Please reproduce every record, keeping each one exactly as written.
· · · ·
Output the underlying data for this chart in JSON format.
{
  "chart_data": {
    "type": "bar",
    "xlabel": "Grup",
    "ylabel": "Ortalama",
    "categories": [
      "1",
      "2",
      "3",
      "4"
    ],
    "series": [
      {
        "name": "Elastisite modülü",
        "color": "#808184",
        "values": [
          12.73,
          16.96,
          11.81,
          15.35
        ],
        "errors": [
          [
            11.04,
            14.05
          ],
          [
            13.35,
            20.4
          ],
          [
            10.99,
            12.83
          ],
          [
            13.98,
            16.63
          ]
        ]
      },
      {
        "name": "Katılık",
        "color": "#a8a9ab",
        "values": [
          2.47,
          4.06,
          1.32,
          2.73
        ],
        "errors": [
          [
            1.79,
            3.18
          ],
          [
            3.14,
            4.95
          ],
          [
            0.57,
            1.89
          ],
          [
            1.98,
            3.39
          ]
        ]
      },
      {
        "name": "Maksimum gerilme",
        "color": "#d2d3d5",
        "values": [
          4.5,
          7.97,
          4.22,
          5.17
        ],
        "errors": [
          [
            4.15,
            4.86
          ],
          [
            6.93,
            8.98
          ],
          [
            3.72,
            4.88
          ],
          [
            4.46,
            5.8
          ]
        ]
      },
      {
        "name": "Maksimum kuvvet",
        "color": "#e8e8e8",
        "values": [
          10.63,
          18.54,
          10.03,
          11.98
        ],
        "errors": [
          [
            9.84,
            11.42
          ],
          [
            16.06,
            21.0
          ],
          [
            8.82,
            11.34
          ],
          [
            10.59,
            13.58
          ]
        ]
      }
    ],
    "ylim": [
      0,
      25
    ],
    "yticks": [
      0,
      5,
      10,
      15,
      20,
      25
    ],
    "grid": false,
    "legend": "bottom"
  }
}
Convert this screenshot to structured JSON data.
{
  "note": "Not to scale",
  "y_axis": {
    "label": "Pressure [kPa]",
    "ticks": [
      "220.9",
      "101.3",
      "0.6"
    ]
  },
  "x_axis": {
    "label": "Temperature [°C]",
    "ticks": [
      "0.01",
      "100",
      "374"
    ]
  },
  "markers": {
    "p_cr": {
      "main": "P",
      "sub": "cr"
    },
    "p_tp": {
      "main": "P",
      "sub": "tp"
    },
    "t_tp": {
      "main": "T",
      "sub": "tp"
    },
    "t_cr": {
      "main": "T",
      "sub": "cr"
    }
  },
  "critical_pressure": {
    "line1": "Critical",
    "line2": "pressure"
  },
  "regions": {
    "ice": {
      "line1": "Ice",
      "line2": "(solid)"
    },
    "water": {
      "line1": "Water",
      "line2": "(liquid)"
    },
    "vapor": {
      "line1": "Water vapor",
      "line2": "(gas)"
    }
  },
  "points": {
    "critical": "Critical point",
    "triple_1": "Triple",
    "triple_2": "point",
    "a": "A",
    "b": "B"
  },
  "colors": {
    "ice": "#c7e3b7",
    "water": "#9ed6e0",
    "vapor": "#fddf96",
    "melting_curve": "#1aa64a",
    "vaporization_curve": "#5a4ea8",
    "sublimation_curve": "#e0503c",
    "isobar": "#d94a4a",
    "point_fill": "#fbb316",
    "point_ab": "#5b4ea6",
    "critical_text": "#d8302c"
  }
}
· · · ·
Exercise answer
Output the underlying data for this chart in JSON format.
{
  "chart_data": {
    "type": "bar",
    "xlabel": "Grup",
    "ylabel": "Ortalama",
    "categories": [
      "1",
      "2",
      "3",
      "4"
    ],
    "series": [
      {
        "name": "Elastisite modülü",
        "color": "#808184",
        "values": [
          12.73,
          16.96,
          11.81,
          15.35
        ],
        "errors": [
          [
            11.04,
            14.05
          ],
          [
            13.35,
            20.4
          ],
          [
            10.99,
            12.83
          ],
          [
            13.98,
            16.63
          ]
        ]
      },
      {
        "name": "Katılık",
        "color": "#a8a9ab",
        "values": [
          2.47,
          4.06,
          1.32,
          2.73
        ],
        "errors": [
          [
            1.79,
            3.18
          ],
          [
            3.14,
            4.95
          ],
          [
            0.57,
            1.89
          ],
          [
            1.98,
            3.39
          ]
        ]
      },
      {
        "name": "Maksimum gerilme",
        "color": "#d2d3d5",
        "values": [
          4.5,
          7.97,
          4.22,
          5.17
        ],
        "errors": [
          [
            4.15,
            4.86
          ],
          [
            6.93,
            8.98
          ],
          [
            3.72,
            4.88
          ],
          [
            4.46,
            5.8
          ]
        ]
      },
      {
        "name": "Maksimum kuvvet",
        "color": "#e8e8e8",
        "values": [
          10.63,
          18.54,
          10.03,
          11.98
        ],
        "errors": [
          [
            9.84,
            11.42
          ],
          [
            16.06,
            21.0
          ],
          [
            8.82,
            11.34
          ],
          [
            10.59,
            13.58
          ]
        ]
      }
    ],
    "ylim": [
      0,
      25
    ],
    "yticks": [
      0,
      5,
      10,
      15,
      20,
      25
    ],
    "grid": false,
    "legend": "bottom"
  }
}
Convert this screenshot to structured JSON data.
{
  "note": "Not to scale",
  "y_axis": {
    "label": "Pressure [kPa]",
    "ticks": [
      "220.9",
      "101.3",
      "0.6"
    ]
  },
  "x_axis": {
    "label": "Temperature [°C]",
    "ticks": [
      "0.01",
      "100",
      "374"
    ]
  },
  "markers": {
    "p_cr": {
      "main": "P",
      "sub": "cr"
    },
    "p_tp": {
      "main": "P",
      "sub": "tp"
    },
    "t_tp": {
      "main": "T",
      "sub": "tp"
    },
    "t_cr": {
      "main": "T",
      "sub": "cr"
    }
  },
  "critical_pressure": {
    "line1": "Critical",
    "line2": "pressure"
  },
  "regions": {
    "ice": {
      "line1": "Ice",
      "line2": "(solid)"
    },
    "water": {
      "line1": "Water",
      "line2": "(liquid)"
    },
    "vapor": {
      "line1": "Water vapor",
      "line2": "(gas)"
    }
  },
  "points": {
    "critical": "Critical point",
    "triple_1": "Triple",
    "triple_2": "point",
    "a": "A",
    "b": "B"
  },
  "colors": {
    "ice": "#c7e3b7",
    "water": "#9ed6e0",
    "vapor": "#fddf96",
    "melting_curve": "#1aa64a",
    "vaporization_curve": "#5a4ea8",
    "sublimation_curve": "#e0503c",
    "isobar": "#d94a4a",
    "point_fill": "#fbb316",
    "point_ab": "#5b4ea6",
    "critical_text": "#d8302c"
  }
}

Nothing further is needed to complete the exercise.